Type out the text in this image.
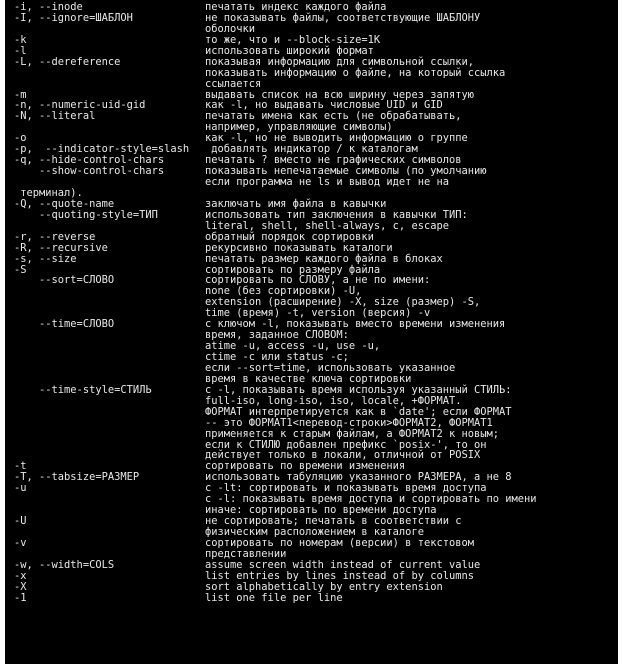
-i, --inode	печатать индекс каждого файла
-I, --ignore=ШАБЛОН	не показывать файлы, соответствующие ШАБЛОНУ
оболочки
-k	то же, что и --block-size=1K
-l	использовать широкий формат
-L, --dereference	показывая информацию для символьной ссылки,
показывать информацию о файле, на который ссылка
ссылается
-m	выдавать список на всю ширину через запятую
-n, --numeric-uid-gid	как -l, но выдавать числовые UID и GID
-N, --literal	печатать имена как есть (не обрабатывать,
например, управляющие символы)
-o	как -l, но не выводить информацию о группе
-p,  --indicator-style=slash добавлять индикатор / к каталогам
-q, --hide-control-chars	печатать ? вместо не графических символов
--show-control-chars	показывать непечатаемые символы (по умолчанию
если программа не ls и вывод идет не на
терминал).
-Q, --quote-name	заключать имя файла в кавычки
--quoting-style=ТИП	использовать тип заключения в кавычки ТИП:
literal, shell, shell-always, c, escape
-r, --reverse	обратный порядок сортировки
-R, --recursive	рекурсивно показывать каталоги
-s, --size	печатать размер каждого файла в блоках
-S	сортировать по размеру файла
--sort=СЛОВО	сортировать по СЛОВУ, а не по имени:
none (без сортировки) -U,
extension (расширение) -X, size (размер) -S,
time (время) -t, version (версия) -v
--time=СЛОВО	с ключом -l, показывать вместо времени изменения
время, заданное СЛОВОМ:
atime -u, access -u, use -u,
ctime -c или status -c;
если --sort=time, использовать указанное
время в качестве ключа сортировки
--time-style=СТИЛЬ	с -l, показывать время используя указанный СТИЛЬ:
full-iso, long-iso, iso, locale, +ФОРМАТ.
ФОРМАТ интерпретируется как в `date'; если ФОРМАТ
-- это ФОРМАТ1<перевод-строки>ФОРМАТ2, ФОРМАТ1
применяется к старым файлам, а ФОРМАТ2 к новым;
если к СТИЛЮ добавлен префикс `posix-', то он
действует только в локали, отличной от POSIX
-t	сортировать по времени изменения
-T, --tabsize=РАЗМЕР	использовать табуляцию указанного РАЗМЕРА, а не 8
-u	с -lt: сортировать и показывать время доступа
с -l: показывать время доступа и сортировать по имени
иначе: сортировать по времени доступа
-U	не сортировать; печатать в соответствии с
физическим расположением в каталоге
-v	сортировать по номерам (версии) в текстовом
представлении
-w, --width=COLS	assume screen width instead of current value
-x	list entries by lines instead of by columns
-X	sort alphabetically by entry extension
-1	list one file per line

^^^^^^^^

Return each line where "имени" shows up.

--sort=СЛОВО	сортировать по СЛОВУ, а не по имени:
с -l: показывать время доступа и сортировать по имени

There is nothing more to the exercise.